Data listing

— Start —

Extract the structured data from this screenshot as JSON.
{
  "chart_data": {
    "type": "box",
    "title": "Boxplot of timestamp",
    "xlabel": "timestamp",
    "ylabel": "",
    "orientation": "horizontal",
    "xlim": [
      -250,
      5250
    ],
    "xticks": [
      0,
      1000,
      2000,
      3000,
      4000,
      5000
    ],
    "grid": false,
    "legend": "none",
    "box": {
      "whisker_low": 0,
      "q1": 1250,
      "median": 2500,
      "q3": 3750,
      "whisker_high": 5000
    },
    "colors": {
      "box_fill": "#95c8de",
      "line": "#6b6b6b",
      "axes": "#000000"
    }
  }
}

— End —

§ TASK DETAILS
Set down all of the records shown above once more, exactly.

§ OUTPUT BELOW
Extract the structured data from this screenshot as JSON.
{
  "chart_data": {
    "type": "box",
    "title": "Boxplot of timestamp",
    "xlabel": "timestamp",
    "ylabel": "",
    "orientation": "horizontal",
    "xlim": [
      -250,
      5250
    ],
    "xticks": [
      0,
      1000,
      2000,
      3000,
      4000,
      5000
    ],
    "grid": false,
    "legend": "none",
    "box": {
      "whisker_low": 0,
      "q1": 1250,
      "median": 2500,
      "q3": 3750,
      "whisker_high": 5000
    },
    "colors": {
      "box_fill": "#95c8de",
      "line": "#6b6b6b",
      "axes": "#000000"
    }
  }
}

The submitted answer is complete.